■ Task statement:
Could you return every line of the material that contains the word "Shakthi"?
───── Data supplied ─────
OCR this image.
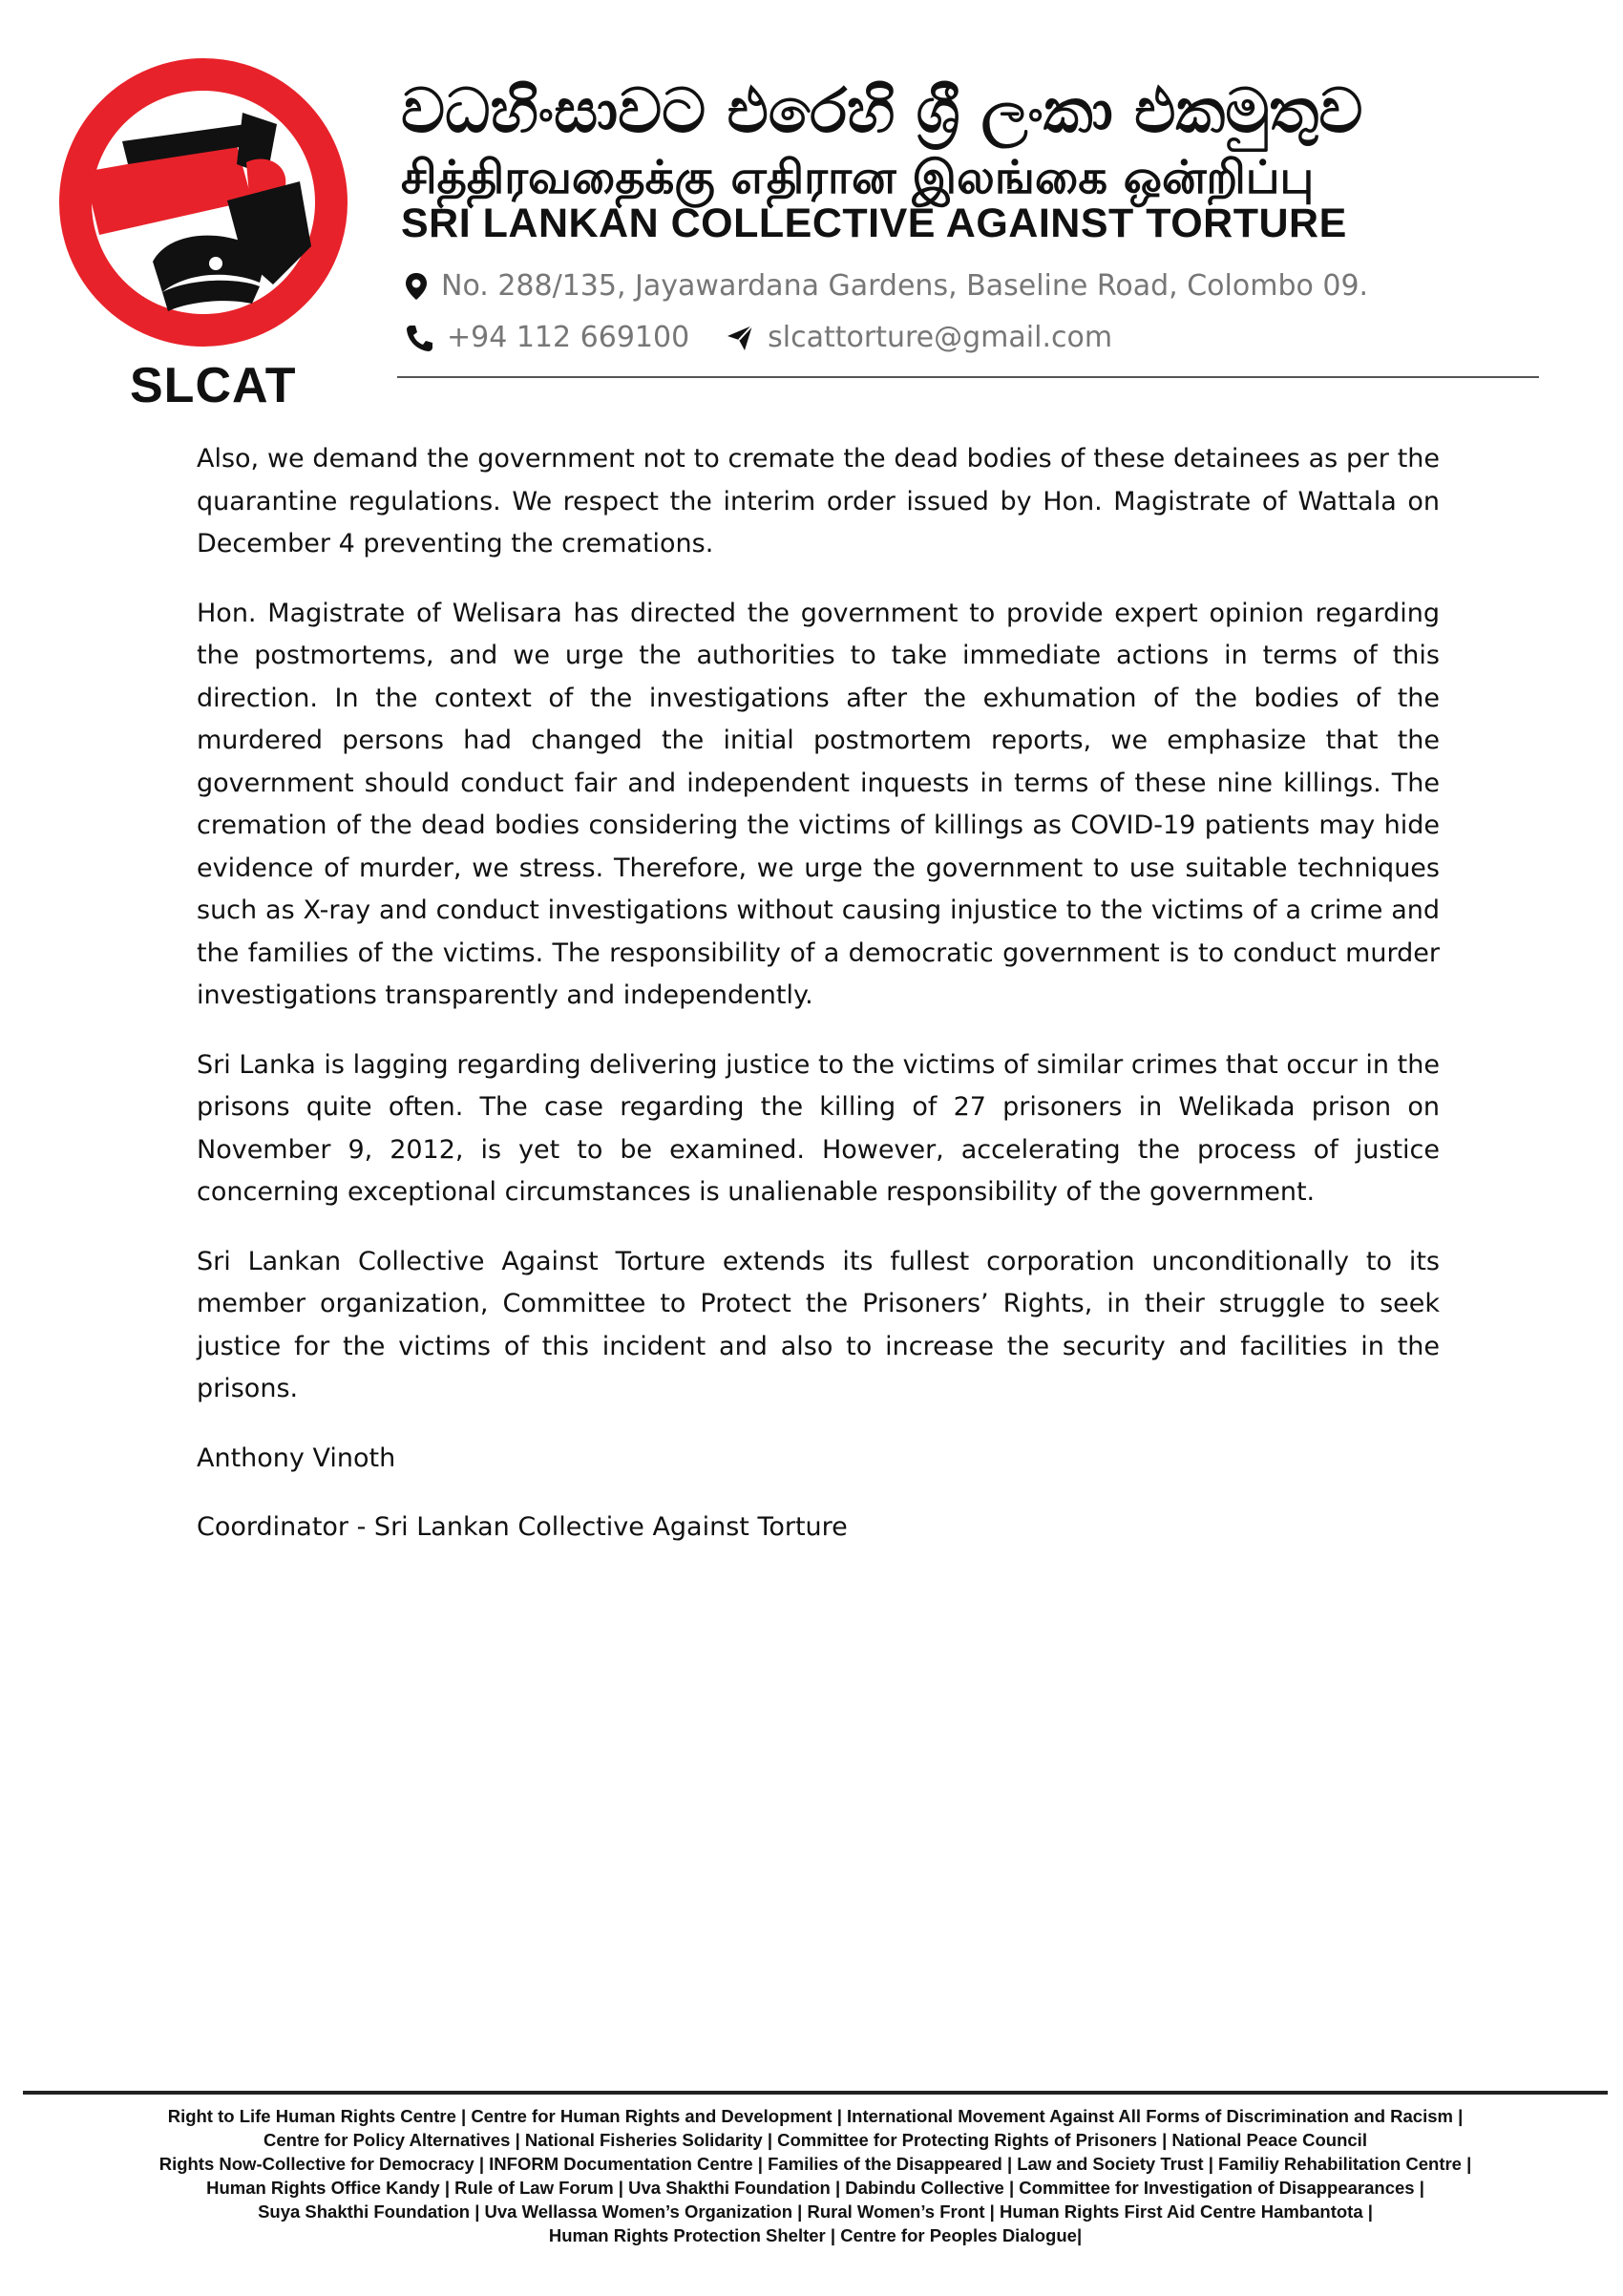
SLCAT
වධහිංසාවට එරෙහි ශ්‍රී ලංකා එකමුතුව
சித்திரவதைக்கு எதிரான இலங்கை ஒன்றிப்பு
SRI LANKAN COLLECTIVE AGAINST TORTURE
No. 288/135, Jayawardana Gardens, Baseline Road, Colombo 09.
+94 112 669100	slcattorture@gmail.com

Also, we demand the government not to cremate the dead bodies of these detainees as per the quarantine regulations. We respect the interim order issued by Hon. Magistrate of Wattala on December 4 preventing the cremations.

Hon. Magistrate of Welisara has directed the government to provide expert opinion regarding the postmortems, and we urge the authorities to take immediate actions in terms of this direction. In the context of the investigations after the exhumation of the bodies of the murdered persons had changed the initial postmortem reports, we emphasize that the government should conduct fair and independent inquests in terms of these nine killings. The cremation of the dead bodies considering the victims of killings as COVID-19 patients may hide evidence of murder, we stress. Therefore, we urge the government to use suitable techniques such as X-ray and conduct investigations without causing injustice to the victims of a crime and the families of the victims. The responsibility of a democratic government is to conduct murder investigations transparently and independently.

Sri Lanka is lagging regarding delivering justice to the victims of similar crimes that occur in the prisons quite often. The case regarding the killing of 27 prisoners in Welikada prison on November 9, 2012, is yet to be examined. However, accelerating the process of justice concerning exceptional circumstances is unalienable responsibility of the government.

Sri Lankan Collective Against Torture extends its fullest corporation unconditionally to its member organization, Committee to Protect the Prisoners’ Rights, in their struggle to seek justice for the victims of this incident and also to increase the security and facilities in the prisons.

Anthony Vinoth

Coordinator - Sri Lankan Collective Against Torture

Right to Life Human Rights Centre | Centre for Human Rights and Development | International Movement Against All Forms of Discrimination and Racism |
Centre for Policy Alternatives | National Fisheries Solidarity | Committee for Protecting Rights of Prisoners | National Peace Council
Rights Now-Collective for Democracy | INFORM Documentation Centre | Families of the Disappeared | Law and Society Trust | Familiy Rehabilitation Centre |
Human Rights Office Kandy | Rule of Law Forum | Uva Shakthi Foundation | Dabindu Collective | Committee for Investigation of Disappearances |
Suya Shakthi Foundation | Uva Wellassa Women’s Organization | Rural Women’s Front | Human Rights First Aid Centre Hambantota |
Human Rights Protection Shelter | Centre for Peoples Dialogue|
─────
■ Output for this task:
Human Rights Office Kandy | Rule of Law Forum | Uva Shakthi Foundation | Dabindu Collective | Committee for Investigation of Disappearances |
Suya Shakthi Foundation | Uva Wellassa Women’s Organization | Rural Women’s Front | Human Rights First Aid Centre Hambantota |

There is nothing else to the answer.